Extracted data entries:

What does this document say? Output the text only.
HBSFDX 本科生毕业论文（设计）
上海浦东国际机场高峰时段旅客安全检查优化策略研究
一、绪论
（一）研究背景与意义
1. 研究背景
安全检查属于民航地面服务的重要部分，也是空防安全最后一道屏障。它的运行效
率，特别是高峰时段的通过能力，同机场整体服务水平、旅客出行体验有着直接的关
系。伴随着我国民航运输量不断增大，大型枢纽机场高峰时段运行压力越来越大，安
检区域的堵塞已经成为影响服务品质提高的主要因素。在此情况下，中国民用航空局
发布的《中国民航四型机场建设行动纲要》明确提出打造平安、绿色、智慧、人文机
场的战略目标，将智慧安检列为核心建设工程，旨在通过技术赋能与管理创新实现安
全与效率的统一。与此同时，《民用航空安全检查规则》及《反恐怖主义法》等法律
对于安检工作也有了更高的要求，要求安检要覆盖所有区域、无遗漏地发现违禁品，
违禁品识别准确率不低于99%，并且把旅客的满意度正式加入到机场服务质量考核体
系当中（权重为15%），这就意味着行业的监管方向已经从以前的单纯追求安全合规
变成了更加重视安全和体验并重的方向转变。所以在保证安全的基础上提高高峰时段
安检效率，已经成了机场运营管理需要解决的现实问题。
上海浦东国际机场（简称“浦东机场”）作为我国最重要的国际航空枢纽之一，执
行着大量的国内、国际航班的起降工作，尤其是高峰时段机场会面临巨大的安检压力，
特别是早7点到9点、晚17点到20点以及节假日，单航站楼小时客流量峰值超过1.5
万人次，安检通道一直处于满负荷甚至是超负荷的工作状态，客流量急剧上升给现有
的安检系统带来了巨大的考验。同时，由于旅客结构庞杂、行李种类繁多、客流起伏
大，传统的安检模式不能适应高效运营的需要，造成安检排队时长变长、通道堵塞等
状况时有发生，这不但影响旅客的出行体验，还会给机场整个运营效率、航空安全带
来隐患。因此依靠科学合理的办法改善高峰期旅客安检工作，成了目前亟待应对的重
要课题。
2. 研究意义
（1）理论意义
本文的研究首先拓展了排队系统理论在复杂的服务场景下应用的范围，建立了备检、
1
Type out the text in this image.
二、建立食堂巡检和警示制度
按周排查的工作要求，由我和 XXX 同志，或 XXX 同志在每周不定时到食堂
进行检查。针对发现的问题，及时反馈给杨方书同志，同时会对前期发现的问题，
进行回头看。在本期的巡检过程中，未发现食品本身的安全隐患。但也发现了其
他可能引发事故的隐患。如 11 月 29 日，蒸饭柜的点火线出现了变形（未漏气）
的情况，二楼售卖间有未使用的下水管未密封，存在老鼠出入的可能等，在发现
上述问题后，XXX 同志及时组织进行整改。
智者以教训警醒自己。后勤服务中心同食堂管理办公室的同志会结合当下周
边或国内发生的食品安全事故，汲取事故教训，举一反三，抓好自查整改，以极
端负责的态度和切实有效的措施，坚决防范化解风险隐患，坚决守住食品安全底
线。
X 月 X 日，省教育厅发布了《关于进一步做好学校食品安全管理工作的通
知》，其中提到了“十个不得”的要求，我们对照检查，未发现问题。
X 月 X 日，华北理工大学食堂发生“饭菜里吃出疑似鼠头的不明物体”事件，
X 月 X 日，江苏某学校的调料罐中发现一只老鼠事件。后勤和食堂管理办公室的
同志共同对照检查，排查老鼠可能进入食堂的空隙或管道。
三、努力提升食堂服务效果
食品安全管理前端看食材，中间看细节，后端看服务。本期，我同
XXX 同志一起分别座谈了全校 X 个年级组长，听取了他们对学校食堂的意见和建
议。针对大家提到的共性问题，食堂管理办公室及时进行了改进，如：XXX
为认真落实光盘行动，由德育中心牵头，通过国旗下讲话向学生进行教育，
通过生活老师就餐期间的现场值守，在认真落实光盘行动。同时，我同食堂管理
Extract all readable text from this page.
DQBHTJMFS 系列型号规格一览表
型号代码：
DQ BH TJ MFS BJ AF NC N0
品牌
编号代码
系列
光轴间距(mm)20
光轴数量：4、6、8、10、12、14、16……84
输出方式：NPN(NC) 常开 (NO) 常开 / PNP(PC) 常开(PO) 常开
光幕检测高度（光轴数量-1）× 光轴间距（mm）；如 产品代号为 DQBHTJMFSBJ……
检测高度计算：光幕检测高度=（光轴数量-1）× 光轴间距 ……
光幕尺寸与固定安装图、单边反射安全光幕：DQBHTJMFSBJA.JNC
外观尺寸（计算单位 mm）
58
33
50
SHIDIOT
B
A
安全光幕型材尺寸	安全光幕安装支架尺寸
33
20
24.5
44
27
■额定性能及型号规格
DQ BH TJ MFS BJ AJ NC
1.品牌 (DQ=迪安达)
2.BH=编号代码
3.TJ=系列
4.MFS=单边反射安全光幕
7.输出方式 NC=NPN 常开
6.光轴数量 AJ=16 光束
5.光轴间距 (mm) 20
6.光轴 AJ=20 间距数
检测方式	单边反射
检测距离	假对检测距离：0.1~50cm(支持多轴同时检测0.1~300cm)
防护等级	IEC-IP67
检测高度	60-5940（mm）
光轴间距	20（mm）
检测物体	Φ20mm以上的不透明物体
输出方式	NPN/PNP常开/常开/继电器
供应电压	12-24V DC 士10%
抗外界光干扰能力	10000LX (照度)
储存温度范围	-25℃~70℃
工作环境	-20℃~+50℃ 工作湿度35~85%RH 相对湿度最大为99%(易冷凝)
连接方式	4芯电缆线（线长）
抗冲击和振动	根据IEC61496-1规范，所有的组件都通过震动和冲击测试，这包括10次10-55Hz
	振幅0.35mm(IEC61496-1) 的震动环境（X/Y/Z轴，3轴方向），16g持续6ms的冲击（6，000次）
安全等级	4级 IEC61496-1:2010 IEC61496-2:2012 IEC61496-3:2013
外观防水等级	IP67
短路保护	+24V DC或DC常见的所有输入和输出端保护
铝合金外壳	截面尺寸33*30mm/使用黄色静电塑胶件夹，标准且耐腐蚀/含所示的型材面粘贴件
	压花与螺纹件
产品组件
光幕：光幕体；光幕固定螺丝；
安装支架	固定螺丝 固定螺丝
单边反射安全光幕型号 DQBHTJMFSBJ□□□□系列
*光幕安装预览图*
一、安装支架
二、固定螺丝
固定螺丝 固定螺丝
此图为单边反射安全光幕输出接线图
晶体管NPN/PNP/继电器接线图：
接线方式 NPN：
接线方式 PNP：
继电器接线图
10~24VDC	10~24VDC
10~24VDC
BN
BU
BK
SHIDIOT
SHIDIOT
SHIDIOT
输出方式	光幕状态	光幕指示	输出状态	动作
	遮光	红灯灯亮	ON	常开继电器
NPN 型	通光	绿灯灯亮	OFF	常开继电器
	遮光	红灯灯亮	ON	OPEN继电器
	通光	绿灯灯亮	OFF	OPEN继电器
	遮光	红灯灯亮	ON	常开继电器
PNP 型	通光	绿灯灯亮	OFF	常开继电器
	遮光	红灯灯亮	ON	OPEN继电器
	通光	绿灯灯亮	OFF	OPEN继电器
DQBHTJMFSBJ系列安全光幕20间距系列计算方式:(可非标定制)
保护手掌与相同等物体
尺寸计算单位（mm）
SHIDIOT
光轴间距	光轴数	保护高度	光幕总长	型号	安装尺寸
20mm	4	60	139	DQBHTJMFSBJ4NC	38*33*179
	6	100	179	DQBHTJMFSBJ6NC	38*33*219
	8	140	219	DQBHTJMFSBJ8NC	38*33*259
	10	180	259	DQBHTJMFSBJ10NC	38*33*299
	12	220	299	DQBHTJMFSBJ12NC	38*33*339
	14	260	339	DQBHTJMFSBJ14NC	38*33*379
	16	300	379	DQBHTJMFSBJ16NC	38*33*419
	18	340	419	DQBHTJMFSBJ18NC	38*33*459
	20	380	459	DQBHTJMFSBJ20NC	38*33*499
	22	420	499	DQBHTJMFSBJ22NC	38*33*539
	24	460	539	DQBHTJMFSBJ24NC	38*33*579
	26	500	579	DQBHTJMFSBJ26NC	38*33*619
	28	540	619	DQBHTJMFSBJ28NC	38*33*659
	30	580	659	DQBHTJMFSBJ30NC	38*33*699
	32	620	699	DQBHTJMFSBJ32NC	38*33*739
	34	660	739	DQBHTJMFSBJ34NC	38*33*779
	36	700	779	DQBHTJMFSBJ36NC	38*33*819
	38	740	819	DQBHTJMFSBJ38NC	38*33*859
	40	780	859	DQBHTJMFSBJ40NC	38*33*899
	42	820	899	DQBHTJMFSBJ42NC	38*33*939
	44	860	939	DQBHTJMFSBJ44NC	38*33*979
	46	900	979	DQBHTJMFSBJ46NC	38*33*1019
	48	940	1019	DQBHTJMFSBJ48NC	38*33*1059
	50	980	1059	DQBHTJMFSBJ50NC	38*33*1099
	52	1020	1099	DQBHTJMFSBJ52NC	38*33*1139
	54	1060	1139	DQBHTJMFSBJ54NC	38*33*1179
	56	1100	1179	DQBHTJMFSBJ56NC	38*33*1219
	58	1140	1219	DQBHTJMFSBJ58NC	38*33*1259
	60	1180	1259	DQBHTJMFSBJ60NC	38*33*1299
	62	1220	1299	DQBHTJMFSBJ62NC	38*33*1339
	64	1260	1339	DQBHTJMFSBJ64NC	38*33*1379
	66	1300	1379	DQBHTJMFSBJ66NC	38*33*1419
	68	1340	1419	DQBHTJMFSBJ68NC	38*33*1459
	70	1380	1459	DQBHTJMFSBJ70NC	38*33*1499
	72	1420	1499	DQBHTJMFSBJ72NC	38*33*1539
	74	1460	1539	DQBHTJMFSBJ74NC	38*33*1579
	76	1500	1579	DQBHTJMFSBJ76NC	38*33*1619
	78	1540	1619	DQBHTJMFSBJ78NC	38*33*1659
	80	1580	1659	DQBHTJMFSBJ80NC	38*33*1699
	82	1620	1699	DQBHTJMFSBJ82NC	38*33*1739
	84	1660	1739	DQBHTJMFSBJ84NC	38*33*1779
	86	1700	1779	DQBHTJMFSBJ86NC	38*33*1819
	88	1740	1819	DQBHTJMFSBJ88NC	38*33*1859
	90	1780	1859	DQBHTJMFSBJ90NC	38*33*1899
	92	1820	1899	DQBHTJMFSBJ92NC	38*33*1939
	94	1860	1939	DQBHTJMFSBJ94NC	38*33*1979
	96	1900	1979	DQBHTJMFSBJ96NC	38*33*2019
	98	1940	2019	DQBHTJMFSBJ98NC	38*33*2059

* EXERCISE INSTRUCTIONS:
From the listing, copy each line containing the word "输出方式".

* FULL SOLUTION:
输出方式：NPN(NC) 常开 (NO) 常开 / PNP(PC) 常开(PO) 常开
7.输出方式 NC=NPN 常开
输出方式	NPN/PNP常开/常开/继电器
输出方式	光幕状态	光幕指示	输出状态	动作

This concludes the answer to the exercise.